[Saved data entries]
* * *
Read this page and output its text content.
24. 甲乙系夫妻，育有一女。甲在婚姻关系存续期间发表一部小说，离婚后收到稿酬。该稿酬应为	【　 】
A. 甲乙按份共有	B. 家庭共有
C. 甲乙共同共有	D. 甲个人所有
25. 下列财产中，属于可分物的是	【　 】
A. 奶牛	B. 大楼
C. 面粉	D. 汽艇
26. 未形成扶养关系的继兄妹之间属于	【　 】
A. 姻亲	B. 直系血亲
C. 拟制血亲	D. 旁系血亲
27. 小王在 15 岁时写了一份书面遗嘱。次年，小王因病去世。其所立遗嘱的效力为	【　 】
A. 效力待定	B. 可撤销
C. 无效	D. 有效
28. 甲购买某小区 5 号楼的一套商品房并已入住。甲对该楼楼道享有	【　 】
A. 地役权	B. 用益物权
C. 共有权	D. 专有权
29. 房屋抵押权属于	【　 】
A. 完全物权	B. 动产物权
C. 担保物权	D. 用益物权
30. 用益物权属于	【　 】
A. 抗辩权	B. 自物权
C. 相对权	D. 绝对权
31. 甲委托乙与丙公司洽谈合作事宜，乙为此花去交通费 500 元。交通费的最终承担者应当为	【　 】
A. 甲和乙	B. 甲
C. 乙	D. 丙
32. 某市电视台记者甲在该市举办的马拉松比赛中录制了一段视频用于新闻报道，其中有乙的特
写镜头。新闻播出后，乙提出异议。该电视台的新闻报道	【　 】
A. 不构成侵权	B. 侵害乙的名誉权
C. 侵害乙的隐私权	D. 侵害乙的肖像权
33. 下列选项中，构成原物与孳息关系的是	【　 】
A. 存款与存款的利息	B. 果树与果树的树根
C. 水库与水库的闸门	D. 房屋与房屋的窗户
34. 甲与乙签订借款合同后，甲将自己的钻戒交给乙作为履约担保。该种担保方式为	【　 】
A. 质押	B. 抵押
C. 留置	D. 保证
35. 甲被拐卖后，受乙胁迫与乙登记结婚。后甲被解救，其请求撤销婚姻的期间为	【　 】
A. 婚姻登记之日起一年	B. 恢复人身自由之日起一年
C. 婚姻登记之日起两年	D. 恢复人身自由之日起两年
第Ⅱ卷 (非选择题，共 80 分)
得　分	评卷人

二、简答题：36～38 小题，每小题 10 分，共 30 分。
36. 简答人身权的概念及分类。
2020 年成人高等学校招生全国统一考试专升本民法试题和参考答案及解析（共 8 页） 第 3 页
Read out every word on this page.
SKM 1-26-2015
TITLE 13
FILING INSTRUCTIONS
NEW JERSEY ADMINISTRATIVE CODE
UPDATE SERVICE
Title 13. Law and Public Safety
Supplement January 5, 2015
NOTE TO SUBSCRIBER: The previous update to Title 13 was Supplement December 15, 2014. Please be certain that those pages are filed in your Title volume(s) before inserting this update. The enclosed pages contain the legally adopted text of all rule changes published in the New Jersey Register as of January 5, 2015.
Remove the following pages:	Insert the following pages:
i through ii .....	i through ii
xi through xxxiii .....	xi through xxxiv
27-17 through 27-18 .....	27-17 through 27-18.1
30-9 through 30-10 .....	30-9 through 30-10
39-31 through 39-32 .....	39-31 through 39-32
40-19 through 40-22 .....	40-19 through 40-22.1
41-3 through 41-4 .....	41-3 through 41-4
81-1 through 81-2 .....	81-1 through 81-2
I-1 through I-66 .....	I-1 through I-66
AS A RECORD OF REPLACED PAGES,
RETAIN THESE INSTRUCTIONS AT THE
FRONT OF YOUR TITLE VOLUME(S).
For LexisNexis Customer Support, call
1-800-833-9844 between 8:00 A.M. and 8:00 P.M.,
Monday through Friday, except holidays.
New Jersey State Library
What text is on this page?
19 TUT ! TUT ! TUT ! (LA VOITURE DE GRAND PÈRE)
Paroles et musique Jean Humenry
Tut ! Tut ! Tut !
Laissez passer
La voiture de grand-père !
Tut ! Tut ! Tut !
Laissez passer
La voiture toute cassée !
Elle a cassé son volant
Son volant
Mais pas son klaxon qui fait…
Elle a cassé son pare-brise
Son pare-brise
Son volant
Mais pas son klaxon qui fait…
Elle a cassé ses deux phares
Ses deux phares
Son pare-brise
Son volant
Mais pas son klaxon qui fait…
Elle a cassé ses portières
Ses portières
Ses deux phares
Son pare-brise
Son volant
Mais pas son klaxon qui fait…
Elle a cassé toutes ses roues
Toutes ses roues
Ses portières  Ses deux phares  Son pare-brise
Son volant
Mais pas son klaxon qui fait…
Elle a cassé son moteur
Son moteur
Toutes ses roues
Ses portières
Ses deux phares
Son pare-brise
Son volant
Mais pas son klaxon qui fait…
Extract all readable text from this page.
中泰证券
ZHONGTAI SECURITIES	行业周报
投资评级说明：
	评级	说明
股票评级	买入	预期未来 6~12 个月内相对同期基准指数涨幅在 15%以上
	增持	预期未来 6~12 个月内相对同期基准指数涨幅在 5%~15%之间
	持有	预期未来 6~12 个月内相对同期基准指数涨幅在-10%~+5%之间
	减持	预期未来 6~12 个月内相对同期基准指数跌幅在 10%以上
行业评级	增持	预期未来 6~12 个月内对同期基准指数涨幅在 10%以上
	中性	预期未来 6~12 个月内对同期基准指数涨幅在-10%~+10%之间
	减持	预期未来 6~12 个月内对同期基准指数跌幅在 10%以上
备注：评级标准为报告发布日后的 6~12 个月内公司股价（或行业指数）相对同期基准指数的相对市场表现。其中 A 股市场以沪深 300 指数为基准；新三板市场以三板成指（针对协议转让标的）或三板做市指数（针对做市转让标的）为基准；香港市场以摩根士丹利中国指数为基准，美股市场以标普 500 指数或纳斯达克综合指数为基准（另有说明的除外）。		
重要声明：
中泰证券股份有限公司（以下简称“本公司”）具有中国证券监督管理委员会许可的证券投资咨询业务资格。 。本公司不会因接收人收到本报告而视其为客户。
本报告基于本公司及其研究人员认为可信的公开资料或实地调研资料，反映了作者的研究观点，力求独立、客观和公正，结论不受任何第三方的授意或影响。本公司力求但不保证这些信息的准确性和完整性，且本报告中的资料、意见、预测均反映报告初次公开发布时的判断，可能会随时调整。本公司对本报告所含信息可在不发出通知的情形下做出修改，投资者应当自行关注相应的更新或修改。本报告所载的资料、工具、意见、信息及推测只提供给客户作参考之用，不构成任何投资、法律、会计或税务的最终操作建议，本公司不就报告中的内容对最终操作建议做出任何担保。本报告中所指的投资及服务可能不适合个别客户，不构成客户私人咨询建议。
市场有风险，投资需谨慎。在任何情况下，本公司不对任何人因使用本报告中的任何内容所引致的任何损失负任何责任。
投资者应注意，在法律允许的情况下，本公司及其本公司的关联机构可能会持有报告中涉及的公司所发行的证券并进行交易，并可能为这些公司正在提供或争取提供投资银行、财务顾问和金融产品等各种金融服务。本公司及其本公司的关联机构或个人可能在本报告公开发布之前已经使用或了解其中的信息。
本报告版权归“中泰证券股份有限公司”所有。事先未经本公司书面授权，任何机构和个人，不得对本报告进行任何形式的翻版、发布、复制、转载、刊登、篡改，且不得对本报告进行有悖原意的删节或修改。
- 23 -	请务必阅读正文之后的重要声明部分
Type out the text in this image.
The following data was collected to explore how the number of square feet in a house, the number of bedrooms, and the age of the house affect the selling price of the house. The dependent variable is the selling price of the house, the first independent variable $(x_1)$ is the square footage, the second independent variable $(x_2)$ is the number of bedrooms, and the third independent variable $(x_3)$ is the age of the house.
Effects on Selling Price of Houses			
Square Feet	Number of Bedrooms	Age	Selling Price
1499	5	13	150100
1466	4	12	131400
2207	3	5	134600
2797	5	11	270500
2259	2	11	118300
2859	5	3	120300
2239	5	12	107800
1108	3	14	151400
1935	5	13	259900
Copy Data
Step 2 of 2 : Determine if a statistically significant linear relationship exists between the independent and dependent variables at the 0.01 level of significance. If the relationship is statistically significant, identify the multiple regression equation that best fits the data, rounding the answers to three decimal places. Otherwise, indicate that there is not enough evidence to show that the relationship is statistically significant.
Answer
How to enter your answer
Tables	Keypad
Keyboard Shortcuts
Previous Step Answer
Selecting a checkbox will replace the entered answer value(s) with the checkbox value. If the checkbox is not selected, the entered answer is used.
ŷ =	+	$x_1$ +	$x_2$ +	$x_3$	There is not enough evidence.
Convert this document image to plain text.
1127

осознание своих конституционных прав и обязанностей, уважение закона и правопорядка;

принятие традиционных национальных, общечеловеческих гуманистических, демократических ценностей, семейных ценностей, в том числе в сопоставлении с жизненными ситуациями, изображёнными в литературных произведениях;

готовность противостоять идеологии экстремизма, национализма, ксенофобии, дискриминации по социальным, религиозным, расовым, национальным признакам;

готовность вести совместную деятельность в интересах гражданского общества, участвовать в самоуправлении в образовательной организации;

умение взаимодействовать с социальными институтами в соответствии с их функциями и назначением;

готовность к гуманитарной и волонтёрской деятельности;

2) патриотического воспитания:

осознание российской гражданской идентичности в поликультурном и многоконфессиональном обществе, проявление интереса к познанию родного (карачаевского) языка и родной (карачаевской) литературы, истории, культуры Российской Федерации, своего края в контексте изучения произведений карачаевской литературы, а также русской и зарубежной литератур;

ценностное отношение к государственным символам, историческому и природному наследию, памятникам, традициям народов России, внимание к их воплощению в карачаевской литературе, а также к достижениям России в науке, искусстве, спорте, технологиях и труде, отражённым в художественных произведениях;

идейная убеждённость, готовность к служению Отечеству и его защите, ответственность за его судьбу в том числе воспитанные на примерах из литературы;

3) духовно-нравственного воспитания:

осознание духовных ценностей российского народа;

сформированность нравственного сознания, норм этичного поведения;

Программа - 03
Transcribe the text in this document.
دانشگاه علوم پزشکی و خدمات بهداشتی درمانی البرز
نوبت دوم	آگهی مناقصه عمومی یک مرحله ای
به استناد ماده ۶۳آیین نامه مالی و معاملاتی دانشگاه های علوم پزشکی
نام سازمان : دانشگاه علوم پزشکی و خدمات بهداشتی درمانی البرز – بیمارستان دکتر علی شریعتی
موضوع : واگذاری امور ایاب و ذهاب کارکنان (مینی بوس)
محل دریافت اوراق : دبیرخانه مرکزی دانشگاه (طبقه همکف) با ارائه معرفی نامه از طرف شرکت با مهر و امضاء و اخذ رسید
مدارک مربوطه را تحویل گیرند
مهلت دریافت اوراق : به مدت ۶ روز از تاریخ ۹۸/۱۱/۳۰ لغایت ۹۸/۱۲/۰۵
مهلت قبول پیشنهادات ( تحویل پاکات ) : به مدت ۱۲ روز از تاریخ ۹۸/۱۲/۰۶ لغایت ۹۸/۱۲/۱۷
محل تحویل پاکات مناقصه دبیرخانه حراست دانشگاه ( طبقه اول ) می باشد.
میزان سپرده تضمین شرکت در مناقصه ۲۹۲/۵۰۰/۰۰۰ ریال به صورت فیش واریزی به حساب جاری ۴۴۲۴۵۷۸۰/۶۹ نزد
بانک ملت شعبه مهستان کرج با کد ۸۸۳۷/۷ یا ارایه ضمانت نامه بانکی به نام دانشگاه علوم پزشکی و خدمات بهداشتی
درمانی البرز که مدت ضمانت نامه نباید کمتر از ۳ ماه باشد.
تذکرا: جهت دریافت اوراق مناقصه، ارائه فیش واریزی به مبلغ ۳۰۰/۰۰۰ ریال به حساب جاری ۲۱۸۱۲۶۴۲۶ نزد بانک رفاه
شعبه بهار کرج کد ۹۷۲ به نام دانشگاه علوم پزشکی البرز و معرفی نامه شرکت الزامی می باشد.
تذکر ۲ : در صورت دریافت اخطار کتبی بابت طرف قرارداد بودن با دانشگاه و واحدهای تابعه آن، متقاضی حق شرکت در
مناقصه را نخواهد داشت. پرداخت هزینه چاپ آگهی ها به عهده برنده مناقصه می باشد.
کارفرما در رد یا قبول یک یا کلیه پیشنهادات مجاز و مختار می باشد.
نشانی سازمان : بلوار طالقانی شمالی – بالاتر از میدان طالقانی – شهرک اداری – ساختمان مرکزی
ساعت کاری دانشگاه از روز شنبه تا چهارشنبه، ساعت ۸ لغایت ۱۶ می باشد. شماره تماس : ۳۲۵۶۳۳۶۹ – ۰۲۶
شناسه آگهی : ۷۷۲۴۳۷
* * *
For each line above that contains the word "个月内相对同期基准指数涨幅在", copy that line.

股票评级	买入	预期未来 6~12 个月内相对同期基准指数涨幅在 15%以上
	增持	预期未来 6~12 个月内相对同期基准指数涨幅在 5%~15%之间
	持有	预期未来 6~12 个月内相对同期基准指数涨幅在-10%~+5%之间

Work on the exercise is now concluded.